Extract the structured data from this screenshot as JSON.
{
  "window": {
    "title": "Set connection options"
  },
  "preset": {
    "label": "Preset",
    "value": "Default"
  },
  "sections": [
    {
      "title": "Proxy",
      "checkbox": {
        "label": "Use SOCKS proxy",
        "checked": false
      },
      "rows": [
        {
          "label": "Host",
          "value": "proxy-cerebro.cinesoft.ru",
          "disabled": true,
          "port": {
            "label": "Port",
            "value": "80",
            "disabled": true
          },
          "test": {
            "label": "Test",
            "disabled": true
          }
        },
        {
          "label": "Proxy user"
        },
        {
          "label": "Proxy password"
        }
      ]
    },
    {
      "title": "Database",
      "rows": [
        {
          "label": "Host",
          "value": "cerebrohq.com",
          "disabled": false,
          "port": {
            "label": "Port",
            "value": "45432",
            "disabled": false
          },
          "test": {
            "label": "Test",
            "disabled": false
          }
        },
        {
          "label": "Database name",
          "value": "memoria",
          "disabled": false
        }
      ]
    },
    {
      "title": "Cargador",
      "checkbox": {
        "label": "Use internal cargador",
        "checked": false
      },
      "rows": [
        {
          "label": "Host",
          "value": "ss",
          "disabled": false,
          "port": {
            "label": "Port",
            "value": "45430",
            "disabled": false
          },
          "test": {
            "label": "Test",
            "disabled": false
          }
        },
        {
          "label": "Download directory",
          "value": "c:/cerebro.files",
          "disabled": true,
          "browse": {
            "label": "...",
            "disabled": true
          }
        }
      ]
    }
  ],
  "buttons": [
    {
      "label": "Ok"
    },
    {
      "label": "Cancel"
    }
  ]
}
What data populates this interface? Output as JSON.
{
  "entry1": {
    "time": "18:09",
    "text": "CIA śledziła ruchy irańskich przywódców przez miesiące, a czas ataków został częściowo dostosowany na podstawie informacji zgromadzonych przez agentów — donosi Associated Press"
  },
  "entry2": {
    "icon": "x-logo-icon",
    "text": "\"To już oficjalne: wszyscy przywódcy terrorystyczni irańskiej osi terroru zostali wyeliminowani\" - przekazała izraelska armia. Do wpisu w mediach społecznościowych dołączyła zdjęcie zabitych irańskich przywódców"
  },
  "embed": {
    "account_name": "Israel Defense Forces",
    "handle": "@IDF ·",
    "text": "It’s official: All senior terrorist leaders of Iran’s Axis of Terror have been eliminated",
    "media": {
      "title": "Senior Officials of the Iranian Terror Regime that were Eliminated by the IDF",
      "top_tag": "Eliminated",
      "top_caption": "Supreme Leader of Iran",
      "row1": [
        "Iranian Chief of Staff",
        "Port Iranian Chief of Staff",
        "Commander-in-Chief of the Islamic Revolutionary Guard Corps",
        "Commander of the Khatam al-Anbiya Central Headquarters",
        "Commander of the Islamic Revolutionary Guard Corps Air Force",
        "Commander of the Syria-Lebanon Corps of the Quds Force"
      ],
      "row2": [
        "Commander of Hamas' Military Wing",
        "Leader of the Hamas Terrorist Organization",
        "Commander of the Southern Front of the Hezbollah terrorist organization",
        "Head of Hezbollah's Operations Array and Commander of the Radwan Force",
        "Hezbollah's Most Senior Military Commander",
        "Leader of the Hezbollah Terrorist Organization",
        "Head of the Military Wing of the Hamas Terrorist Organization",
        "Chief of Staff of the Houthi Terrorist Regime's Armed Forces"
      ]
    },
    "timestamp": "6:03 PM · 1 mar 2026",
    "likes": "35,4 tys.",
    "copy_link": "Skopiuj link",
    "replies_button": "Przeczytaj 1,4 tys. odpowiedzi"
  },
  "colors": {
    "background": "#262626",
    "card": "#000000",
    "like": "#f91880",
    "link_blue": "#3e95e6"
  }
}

• _Requirements_: Transcribe each record exactly. Leave nothing out.

• _Solution below_:
Extract the structured data from this screenshot as JSON.
{
  "window": {
    "title": "Set connection options"
  },
  "preset": {
    "label": "Preset",
    "value": "Default"
  },
  "sections": [
    {
      "title": "Proxy",
      "checkbox": {
        "label": "Use SOCKS proxy",
        "checked": false
      },
      "rows": [
        {
          "label": "Host",
          "value": "proxy-cerebro.cinesoft.ru",
          "disabled": true,
          "port": {
            "label": "Port",
            "value": "80",
            "disabled": true
          },
          "test": {
            "label": "Test",
            "disabled": true
          }
        },
        {
          "label": "Proxy user"
        },
        {
          "label": "Proxy password"
        }
      ]
    },
    {
      "title": "Database",
      "rows": [
        {
          "label": "Host",
          "value": "cerebrohq.com",
          "disabled": false,
          "port": {
            "label": "Port",
            "value": "45432",
            "disabled": false
          },
          "test": {
            "label": "Test",
            "disabled": false
          }
        },
        {
          "label": "Database name",
          "value": "memoria",
          "disabled": false
        }
      ]
    },
    {
      "title": "Cargador",
      "checkbox": {
        "label": "Use internal cargador",
        "checked": false
      },
      "rows": [
        {
          "label": "Host",
          "value": "ss",
          "disabled": false,
          "port": {
            "label": "Port",
            "value": "45430",
            "disabled": false
          },
          "test": {
            "label": "Test",
            "disabled": false
          }
        },
        {
          "label": "Download directory",
          "value": "c:/cerebro.files",
          "disabled": true,
          "browse": {
            "label": "...",
            "disabled": true
          }
        }
      ]
    }
  ],
  "buttons": [
    {
      "label": "Ok"
    },
    {
      "label": "Cancel"
    }
  ]
}
What data populates this interface? Output as JSON.
{
  "entry1": {
    "time": "18:09",
    "text": "CIA śledziła ruchy irańskich przywódców przez miesiące, a czas ataków został częściowo dostosowany na podstawie informacji zgromadzonych przez agentów — donosi Associated Press"
  },
  "entry2": {
    "icon": "x-logo-icon",
    "text": "\"To już oficjalne: wszyscy przywódcy terrorystyczni irańskiej osi terroru zostali wyeliminowani\" - przekazała izraelska armia. Do wpisu w mediach społecznościowych dołączyła zdjęcie zabitych irańskich przywódców"
  },
  "embed": {
    "account_name": "Israel Defense Forces",
    "handle": "@IDF ·",
    "text": "It’s official: All senior terrorist leaders of Iran’s Axis of Terror have been eliminated",
    "media": {
      "title": "Senior Officials of the Iranian Terror Regime that were Eliminated by the IDF",
      "top_tag": "Eliminated",
      "top_caption": "Supreme Leader of Iran",
      "row1": [
        "Iranian Chief of Staff",
        "Port Iranian Chief of Staff",
        "Commander-in-Chief of the Islamic Revolutionary Guard Corps",
        "Commander of the Khatam al-Anbiya Central Headquarters",
        "Commander of the Islamic Revolutionary Guard Corps Air Force",
        "Commander of the Syria-Lebanon Corps of the Quds Force"
      ],
      "row2": [
        "Commander of Hamas' Military Wing",
        "Leader of the Hamas Terrorist Organization",
        "Commander of the Southern Front of the Hezbollah terrorist organization",
        "Head of Hezbollah's Operations Array and Commander of the Radwan Force",
        "Hezbollah's Most Senior Military Commander",
        "Leader of the Hezbollah Terrorist Organization",
        "Head of the Military Wing of the Hamas Terrorist Organization",
        "Chief of Staff of the Houthi Terrorist Regime's Armed Forces"
      ]
    },
    "timestamp": "6:03 PM · 1 mar 2026",
    "likes": "35,4 tys.",
    "copy_link": "Skopiuj link",
    "replies_button": "Przeczytaj 1,4 tys. odpowiedzi"
  },
  "colors": {
    "background": "#262626",
    "card": "#000000",
    "like": "#f91880",
    "link_blue": "#3e95e6"
  }
}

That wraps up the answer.